### WHAT IS ASKED
Out of the lines below, please list those that hold the string "потребления".

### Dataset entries
● ● ● ● ● ● ●
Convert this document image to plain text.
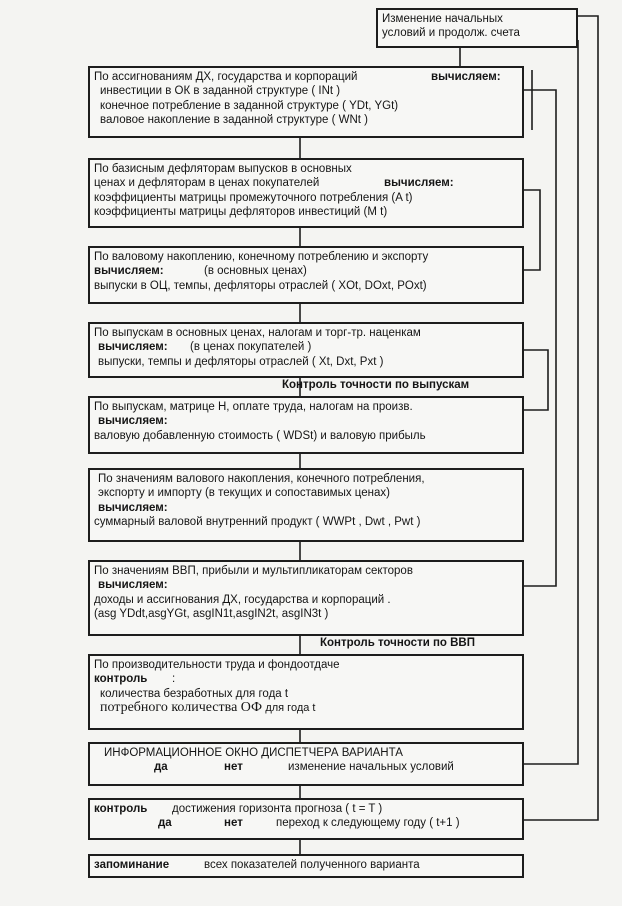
Изменение начальных
условий и продолж. счета
По ассигнованиям ДХ, государства и корпораций	вычисляем:
инвестиции в ОК в заданной структуре ( INt )
конечное потребление в заданной структуре ( YDt, YGt)
валовое накопление в заданной структуре ( WNt )
По базисным дефляторам выпусков в основных
ценах и дефляторам в ценах покупателей	вычисляем:
коэффициенты матрицы промежуточного потребления (A t)
коэффициенты матрицы дефляторов инвестиций (M t)
По валовому накоплению, конечному потреблению и экспорту
вычисляем:	(в основных ценах)
выпуски в ОЦ, темпы, дефляторы отраслей ( XOt, DOxt, POxt)
По выпускам в основных ценах, налогам и торг-тр. наценкам
вычисляем: (в ценах покупателей )
выпуски, темпы и дефляторы отраслей ( Xt, Dxt, Pxt )
Контроль точности по выпускам
По выпускам, матрице Н, оплате труда, налогам на произв.
вычисляем:
валовую добавленную стоимость ( WDSt) и валовую прибыль
По значениям валового накопления, конечного потребления,
экспорту и импорту (в текущих и сопоставимых ценах)
вычисляем:
суммарный валовой внутренний продукт ( WWPt , Dwt , Pwt )
По значениям ВВП, прибыли и мультипликаторам секторов
вычисляем:
доходы и ассигнования ДХ, государства и корпораций .
(asg YDdt,asgYGt, asgIN1t,asgIN2t, asgIN3t )
Контроль точности по ВВП
По производительности труда и фондоотдаче
контроль :
количества безработных для года t
потребного количества ОФ для года t
ИНФОРМАЦИОННОЕ ОКНО ДИСПЕТЧЕРА ВАРИАНТА
да	нет	изменение начальных условий
контроль достижения горизонта прогноза ( t = T )
да	нет	переход к следующему году ( t+1 )
запоминание	всех показателей полученного варианта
● ● ● ● ● ● ●
### FINAL RESULT
коэффициенты матрицы промежуточного потребления (A t)
По значениям валового накопления, конечного потребления,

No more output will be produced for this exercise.